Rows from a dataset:

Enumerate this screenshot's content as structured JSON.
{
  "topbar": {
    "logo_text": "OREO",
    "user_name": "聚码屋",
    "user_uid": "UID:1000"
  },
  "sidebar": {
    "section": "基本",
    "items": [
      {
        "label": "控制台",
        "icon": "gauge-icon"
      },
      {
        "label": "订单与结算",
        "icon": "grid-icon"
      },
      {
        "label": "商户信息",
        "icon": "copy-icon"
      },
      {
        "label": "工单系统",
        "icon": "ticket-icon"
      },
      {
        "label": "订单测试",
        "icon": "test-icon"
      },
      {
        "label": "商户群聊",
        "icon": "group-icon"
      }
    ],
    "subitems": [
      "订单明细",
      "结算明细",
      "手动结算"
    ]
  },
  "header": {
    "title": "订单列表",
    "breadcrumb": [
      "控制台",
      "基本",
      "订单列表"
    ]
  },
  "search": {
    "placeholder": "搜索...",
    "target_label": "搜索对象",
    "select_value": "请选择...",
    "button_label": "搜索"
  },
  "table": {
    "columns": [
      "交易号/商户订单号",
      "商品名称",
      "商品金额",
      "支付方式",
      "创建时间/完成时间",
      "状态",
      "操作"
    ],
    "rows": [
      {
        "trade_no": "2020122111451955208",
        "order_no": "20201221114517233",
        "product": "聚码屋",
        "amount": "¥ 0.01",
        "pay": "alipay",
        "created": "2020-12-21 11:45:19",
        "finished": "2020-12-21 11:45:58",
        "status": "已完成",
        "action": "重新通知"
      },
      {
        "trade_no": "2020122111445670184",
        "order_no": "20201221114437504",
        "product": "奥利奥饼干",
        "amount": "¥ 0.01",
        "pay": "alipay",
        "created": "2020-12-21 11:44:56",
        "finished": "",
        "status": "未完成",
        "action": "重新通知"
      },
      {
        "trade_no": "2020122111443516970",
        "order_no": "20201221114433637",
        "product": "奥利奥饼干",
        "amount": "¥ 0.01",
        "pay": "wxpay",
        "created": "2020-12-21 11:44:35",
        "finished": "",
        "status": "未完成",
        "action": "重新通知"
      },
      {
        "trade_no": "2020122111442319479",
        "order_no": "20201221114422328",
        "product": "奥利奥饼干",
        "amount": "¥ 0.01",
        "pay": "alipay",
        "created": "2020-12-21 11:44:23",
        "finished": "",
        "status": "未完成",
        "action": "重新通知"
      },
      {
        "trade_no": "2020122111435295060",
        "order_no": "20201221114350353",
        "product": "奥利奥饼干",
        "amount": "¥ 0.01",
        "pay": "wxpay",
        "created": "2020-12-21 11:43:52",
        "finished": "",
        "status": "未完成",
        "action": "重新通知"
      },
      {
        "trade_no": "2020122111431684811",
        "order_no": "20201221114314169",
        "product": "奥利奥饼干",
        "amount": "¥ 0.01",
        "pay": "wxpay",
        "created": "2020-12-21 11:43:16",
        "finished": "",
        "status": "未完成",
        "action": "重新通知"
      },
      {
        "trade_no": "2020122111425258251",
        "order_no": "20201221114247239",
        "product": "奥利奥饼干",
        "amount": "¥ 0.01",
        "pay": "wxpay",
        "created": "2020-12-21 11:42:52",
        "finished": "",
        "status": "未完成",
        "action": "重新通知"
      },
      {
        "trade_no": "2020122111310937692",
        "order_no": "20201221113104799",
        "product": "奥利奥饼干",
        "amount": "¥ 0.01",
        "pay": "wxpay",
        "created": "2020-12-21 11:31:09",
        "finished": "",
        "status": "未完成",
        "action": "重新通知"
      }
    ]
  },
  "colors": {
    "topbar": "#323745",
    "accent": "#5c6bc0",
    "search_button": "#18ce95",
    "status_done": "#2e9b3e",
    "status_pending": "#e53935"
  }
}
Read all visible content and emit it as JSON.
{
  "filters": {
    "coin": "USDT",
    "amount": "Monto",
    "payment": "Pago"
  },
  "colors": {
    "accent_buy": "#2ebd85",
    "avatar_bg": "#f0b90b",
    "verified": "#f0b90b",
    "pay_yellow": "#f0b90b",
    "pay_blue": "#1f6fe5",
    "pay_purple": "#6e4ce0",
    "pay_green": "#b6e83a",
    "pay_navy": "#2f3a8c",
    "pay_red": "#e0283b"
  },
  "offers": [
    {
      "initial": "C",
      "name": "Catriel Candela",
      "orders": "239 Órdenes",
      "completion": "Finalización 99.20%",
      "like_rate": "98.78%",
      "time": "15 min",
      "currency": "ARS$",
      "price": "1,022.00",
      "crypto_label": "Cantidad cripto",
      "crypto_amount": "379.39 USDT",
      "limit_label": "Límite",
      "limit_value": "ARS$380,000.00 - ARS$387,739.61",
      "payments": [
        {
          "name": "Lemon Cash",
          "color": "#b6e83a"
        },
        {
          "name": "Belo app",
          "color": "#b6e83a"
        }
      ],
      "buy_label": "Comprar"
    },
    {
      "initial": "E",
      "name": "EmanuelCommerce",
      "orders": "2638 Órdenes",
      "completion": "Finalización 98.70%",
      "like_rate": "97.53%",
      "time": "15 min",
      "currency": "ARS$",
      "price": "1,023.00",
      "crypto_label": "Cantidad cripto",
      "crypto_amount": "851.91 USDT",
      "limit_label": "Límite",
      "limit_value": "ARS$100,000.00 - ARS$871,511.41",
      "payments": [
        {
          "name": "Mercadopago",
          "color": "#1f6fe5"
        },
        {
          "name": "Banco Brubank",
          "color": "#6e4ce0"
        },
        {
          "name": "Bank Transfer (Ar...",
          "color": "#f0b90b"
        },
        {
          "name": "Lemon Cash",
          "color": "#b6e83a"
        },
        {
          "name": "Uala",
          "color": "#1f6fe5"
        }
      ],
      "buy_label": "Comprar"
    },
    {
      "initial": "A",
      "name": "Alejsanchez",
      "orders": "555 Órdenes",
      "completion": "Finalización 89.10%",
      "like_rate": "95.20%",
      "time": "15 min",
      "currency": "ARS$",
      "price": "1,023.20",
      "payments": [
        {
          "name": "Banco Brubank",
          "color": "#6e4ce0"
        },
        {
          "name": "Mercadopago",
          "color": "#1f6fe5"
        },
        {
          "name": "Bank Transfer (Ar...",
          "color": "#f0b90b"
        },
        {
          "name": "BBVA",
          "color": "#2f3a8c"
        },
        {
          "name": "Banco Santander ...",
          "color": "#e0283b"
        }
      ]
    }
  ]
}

EXERCISE GOAL: Every entry should be printed again exactly as written.

ANSWER TO THIS TASK:
Enumerate this screenshot's content as structured JSON.
{
  "topbar": {
    "logo_text": "OREO",
    "user_name": "聚码屋",
    "user_uid": "UID:1000"
  },
  "sidebar": {
    "section": "基本",
    "items": [
      {
        "label": "控制台",
        "icon": "gauge-icon"
      },
      {
        "label": "订单与结算",
        "icon": "grid-icon"
      },
      {
        "label": "商户信息",
        "icon": "copy-icon"
      },
      {
        "label": "工单系统",
        "icon": "ticket-icon"
      },
      {
        "label": "订单测试",
        "icon": "test-icon"
      },
      {
        "label": "商户群聊",
        "icon": "group-icon"
      }
    ],
    "subitems": [
      "订单明细",
      "结算明细",
      "手动结算"
    ]
  },
  "header": {
    "title": "订单列表",
    "breadcrumb": [
      "控制台",
      "基本",
      "订单列表"
    ]
  },
  "search": {
    "placeholder": "搜索...",
    "target_label": "搜索对象",
    "select_value": "请选择...",
    "button_label": "搜索"
  },
  "table": {
    "columns": [
      "交易号/商户订单号",
      "商品名称",
      "商品金额",
      "支付方式",
      "创建时间/完成时间",
      "状态",
      "操作"
    ],
    "rows": [
      {
        "trade_no": "2020122111451955208",
        "order_no": "20201221114517233",
        "product": "聚码屋",
        "amount": "¥ 0.01",
        "pay": "alipay",
        "created": "2020-12-21 11:45:19",
        "finished": "2020-12-21 11:45:58",
        "status": "已完成",
        "action": "重新通知"
      },
      {
        "trade_no": "2020122111445670184",
        "order_no": "20201221114437504",
        "product": "奥利奥饼干",
        "amount": "¥ 0.01",
        "pay": "alipay",
        "created": "2020-12-21 11:44:56",
        "finished": "",
        "status": "未完成",
        "action": "重新通知"
      },
      {
        "trade_no": "2020122111443516970",
        "order_no": "20201221114433637",
        "product": "奥利奥饼干",
        "amount": "¥ 0.01",
        "pay": "wxpay",
        "created": "2020-12-21 11:44:35",
        "finished": "",
        "status": "未完成",
        "action": "重新通知"
      },
      {
        "trade_no": "2020122111442319479",
        "order_no": "20201221114422328",
        "product": "奥利奥饼干",
        "amount": "¥ 0.01",
        "pay": "alipay",
        "created": "2020-12-21 11:44:23",
        "finished": "",
        "status": "未完成",
        "action": "重新通知"
      },
      {
        "trade_no": "2020122111435295060",
        "order_no": "20201221114350353",
        "product": "奥利奥饼干",
        "amount": "¥ 0.01",
        "pay": "wxpay",
        "created": "2020-12-21 11:43:52",
        "finished": "",
        "status": "未完成",
        "action": "重新通知"
      },
      {
        "trade_no": "2020122111431684811",
        "order_no": "20201221114314169",
        "product": "奥利奥饼干",
        "amount": "¥ 0.01",
        "pay": "wxpay",
        "created": "2020-12-21 11:43:16",
        "finished": "",
        "status": "未完成",
        "action": "重新通知"
      },
      {
        "trade_no": "2020122111425258251",
        "order_no": "20201221114247239",
        "product": "奥利奥饼干",
        "amount": "¥ 0.01",
        "pay": "wxpay",
        "created": "2020-12-21 11:42:52",
        "finished": "",
        "status": "未完成",
        "action": "重新通知"
      },
      {
        "trade_no": "2020122111310937692",
        "order_no": "20201221113104799",
        "product": "奥利奥饼干",
        "amount": "¥ 0.01",
        "pay": "wxpay",
        "created": "2020-12-21 11:31:09",
        "finished": "",
        "status": "未完成",
        "action": "重新通知"
      }
    ]
  },
  "colors": {
    "topbar": "#323745",
    "accent": "#5c6bc0",
    "search_button": "#18ce95",
    "status_done": "#2e9b3e",
    "status_pending": "#e53935"
  }
}
Read all visible content and emit it as JSON.
{
  "filters": {
    "coin": "USDT",
    "amount": "Monto",
    "payment": "Pago"
  },
  "colors": {
    "accent_buy": "#2ebd85",
    "avatar_bg": "#f0b90b",
    "verified": "#f0b90b",
    "pay_yellow": "#f0b90b",
    "pay_blue": "#1f6fe5",
    "pay_purple": "#6e4ce0",
    "pay_green": "#b6e83a",
    "pay_navy": "#2f3a8c",
    "pay_red": "#e0283b"
  },
  "offers": [
    {
      "initial": "C",
      "name": "Catriel Candela",
      "orders": "239 Órdenes",
      "completion": "Finalización 99.20%",
      "like_rate": "98.78%",
      "time": "15 min",
      "currency": "ARS$",
      "price": "1,022.00",
      "crypto_label": "Cantidad cripto",
      "crypto_amount": "379.39 USDT",
      "limit_label": "Límite",
      "limit_value": "ARS$380,000.00 - ARS$387,739.61",
      "payments": [
        {
          "name": "Lemon Cash",
          "color": "#b6e83a"
        },
        {
          "name": "Belo app",
          "color": "#b6e83a"
        }
      ],
      "buy_label": "Comprar"
    },
    {
      "initial": "E",
      "name": "EmanuelCommerce",
      "orders": "2638 Órdenes",
      "completion": "Finalización 98.70%",
      "like_rate": "97.53%",
      "time": "15 min",
      "currency": "ARS$",
      "price": "1,023.00",
      "crypto_label": "Cantidad cripto",
      "crypto_amount": "851.91 USDT",
      "limit_label": "Límite",
      "limit_value": "ARS$100,000.00 - ARS$871,511.41",
      "payments": [
        {
          "name": "Mercadopago",
          "color": "#1f6fe5"
        },
        {
          "name": "Banco Brubank",
          "color": "#6e4ce0"
        },
        {
          "name": "Bank Transfer (Ar...",
          "color": "#f0b90b"
        },
        {
          "name": "Lemon Cash",
          "color": "#b6e83a"
        },
        {
          "name": "Uala",
          "color": "#1f6fe5"
        }
      ],
      "buy_label": "Comprar"
    },
    {
      "initial": "A",
      "name": "Alejsanchez",
      "orders": "555 Órdenes",
      "completion": "Finalización 89.10%",
      "like_rate": "95.20%",
      "time": "15 min",
      "currency": "ARS$",
      "price": "1,023.20",
      "payments": [
        {
          "name": "Banco Brubank",
          "color": "#6e4ce0"
        },
        {
          "name": "Mercadopago",
          "color": "#1f6fe5"
        },
        {
          "name": "Bank Transfer (Ar...",
          "color": "#f0b90b"
        },
        {
          "name": "BBVA",
          "color": "#2f3a8c"
        },
        {
          "name": "Banco Santander ...",
          "color": "#e0283b"
        }
      ]
    }
  ]
}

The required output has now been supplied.